▶ _Task brief_: Read the lines that follow and pick out every one containing the word "Cuál".

■ ■ ■ ■

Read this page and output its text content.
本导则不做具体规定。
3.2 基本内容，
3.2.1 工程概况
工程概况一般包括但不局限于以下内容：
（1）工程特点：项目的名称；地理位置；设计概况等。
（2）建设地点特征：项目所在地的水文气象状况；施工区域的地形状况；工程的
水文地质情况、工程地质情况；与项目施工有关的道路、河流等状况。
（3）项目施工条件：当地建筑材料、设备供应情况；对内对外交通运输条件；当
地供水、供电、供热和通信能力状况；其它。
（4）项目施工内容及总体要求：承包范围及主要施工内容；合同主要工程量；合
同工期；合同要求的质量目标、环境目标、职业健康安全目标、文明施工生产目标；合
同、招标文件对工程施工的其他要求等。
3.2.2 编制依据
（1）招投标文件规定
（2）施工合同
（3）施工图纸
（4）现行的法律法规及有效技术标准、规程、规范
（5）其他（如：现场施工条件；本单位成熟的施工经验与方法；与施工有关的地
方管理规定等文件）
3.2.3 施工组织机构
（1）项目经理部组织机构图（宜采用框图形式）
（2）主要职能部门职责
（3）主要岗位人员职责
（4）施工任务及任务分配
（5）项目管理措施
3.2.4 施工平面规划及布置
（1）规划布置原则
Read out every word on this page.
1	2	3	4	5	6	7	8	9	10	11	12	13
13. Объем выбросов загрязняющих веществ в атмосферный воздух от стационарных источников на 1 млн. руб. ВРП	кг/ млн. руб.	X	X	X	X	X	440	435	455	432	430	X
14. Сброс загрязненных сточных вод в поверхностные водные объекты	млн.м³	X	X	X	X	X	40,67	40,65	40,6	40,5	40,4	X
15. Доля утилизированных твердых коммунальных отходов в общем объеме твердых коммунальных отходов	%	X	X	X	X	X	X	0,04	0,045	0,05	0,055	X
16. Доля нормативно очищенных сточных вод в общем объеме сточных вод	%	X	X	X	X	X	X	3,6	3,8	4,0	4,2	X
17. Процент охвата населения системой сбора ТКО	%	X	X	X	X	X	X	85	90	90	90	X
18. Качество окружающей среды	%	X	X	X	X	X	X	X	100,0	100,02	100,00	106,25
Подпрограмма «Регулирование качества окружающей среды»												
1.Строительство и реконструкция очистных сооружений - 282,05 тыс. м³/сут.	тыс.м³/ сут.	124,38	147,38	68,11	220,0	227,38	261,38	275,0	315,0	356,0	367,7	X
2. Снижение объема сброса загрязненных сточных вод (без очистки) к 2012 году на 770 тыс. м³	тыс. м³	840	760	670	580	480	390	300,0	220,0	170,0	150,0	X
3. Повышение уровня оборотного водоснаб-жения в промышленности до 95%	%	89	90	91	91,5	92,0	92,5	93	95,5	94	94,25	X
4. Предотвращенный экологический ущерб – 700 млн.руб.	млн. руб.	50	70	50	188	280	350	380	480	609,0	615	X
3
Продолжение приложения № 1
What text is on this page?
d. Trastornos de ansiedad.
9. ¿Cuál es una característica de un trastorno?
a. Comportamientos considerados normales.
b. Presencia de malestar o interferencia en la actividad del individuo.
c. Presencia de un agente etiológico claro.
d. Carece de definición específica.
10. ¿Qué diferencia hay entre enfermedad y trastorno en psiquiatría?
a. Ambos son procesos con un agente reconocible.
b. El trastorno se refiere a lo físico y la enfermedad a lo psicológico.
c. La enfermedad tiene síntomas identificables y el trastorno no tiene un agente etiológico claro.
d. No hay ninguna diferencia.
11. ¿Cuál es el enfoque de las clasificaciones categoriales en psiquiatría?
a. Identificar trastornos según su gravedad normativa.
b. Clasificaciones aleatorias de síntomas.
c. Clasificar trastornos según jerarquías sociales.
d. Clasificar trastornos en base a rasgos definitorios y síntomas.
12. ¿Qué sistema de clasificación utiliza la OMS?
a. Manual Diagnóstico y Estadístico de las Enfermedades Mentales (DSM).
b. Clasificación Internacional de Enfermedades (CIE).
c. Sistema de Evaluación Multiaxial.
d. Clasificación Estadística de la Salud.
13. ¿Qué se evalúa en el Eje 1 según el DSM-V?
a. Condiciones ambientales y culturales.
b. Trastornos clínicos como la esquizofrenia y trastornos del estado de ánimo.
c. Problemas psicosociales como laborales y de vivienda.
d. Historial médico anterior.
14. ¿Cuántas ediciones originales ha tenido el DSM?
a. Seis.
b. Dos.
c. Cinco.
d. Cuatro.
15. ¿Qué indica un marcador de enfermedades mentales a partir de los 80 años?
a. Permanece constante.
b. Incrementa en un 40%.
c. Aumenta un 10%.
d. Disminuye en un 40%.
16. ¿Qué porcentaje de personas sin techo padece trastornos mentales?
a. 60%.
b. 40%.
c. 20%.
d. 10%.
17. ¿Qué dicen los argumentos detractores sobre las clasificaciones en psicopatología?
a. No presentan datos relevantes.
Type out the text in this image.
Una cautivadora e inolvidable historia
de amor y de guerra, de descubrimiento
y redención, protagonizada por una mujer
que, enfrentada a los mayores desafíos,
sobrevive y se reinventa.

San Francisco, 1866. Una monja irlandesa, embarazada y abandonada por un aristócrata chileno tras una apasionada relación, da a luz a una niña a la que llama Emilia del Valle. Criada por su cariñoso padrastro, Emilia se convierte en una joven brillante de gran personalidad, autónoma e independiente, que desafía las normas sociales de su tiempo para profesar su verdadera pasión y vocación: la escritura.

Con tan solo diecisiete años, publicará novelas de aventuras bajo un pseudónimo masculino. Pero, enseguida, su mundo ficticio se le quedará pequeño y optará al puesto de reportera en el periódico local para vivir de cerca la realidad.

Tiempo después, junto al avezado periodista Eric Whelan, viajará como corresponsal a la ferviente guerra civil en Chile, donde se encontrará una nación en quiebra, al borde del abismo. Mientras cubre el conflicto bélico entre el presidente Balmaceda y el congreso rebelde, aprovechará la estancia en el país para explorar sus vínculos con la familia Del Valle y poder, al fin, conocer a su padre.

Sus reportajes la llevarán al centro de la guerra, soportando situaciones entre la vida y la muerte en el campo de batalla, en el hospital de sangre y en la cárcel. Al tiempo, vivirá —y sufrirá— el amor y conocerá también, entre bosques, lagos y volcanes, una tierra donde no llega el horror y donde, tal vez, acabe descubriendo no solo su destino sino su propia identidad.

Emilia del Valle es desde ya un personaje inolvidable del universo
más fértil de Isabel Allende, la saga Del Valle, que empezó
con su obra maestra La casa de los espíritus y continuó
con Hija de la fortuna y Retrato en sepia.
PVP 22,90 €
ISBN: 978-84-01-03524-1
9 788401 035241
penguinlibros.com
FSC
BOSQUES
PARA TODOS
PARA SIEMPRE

■ ■ ■ ■

▶ _Completed task_:
9. ¿Cuál es una característica de un trastorno?
11. ¿Cuál es el enfoque de las clasificaciones categoriales en psiquiatría?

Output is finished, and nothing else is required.